> Given information
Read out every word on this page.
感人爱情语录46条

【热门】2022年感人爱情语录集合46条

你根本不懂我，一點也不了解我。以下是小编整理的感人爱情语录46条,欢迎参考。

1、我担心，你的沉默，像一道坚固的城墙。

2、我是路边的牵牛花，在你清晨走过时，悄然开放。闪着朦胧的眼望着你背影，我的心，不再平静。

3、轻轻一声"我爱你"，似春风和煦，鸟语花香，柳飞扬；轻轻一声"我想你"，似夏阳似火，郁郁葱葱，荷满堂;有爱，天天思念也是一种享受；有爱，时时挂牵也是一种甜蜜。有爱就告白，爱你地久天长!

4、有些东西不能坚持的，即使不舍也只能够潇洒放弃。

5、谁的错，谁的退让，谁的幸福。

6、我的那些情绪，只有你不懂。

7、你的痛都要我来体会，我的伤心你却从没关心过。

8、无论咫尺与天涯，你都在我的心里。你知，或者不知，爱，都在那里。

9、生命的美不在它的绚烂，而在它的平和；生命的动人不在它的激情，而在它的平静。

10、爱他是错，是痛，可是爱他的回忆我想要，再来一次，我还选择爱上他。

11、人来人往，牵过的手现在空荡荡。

> Task directions
Restate each entry exactly, skipping none.

> Worked answer
Read out every word on this page.
感人爱情语录46条

【热门】2022年感人爱情语录集合46条

你根本不懂我，一點也不了解我。以下是小编整理的感人爱情语录46条,欢迎参考。

1、我担心，你的沉默，像一道坚固的城墙。

2、我是路边的牵牛花，在你清晨走过时，悄然开放。闪着朦胧的眼望着你背影，我的心，不再平静。

3、轻轻一声"我爱你"，似春风和煦，鸟语花香，柳飞扬；轻轻一声"我想你"，似夏阳似火，郁郁葱葱，荷满堂;有爱，天天思念也是一种享受；有爱，时时挂牵也是一种甜蜜。有爱就告白，爱你地久天长!

4、有些东西不能坚持的，即使不舍也只能够潇洒放弃。

5、谁的错，谁的退让，谁的幸福。

6、我的那些情绪，只有你不懂。

7、你的痛都要我来体会，我的伤心你却从没关心过。

8、无论咫尺与天涯，你都在我的心里。你知，或者不知，爱，都在那里。

9、生命的美不在它的绚烂，而在它的平和；生命的动人不在它的激情，而在它的平静。

10、爱他是错，是痛，可是爱他的回忆我想要，再来一次，我还选择爱上他。

11、人来人往，牵过的手现在空荡荡。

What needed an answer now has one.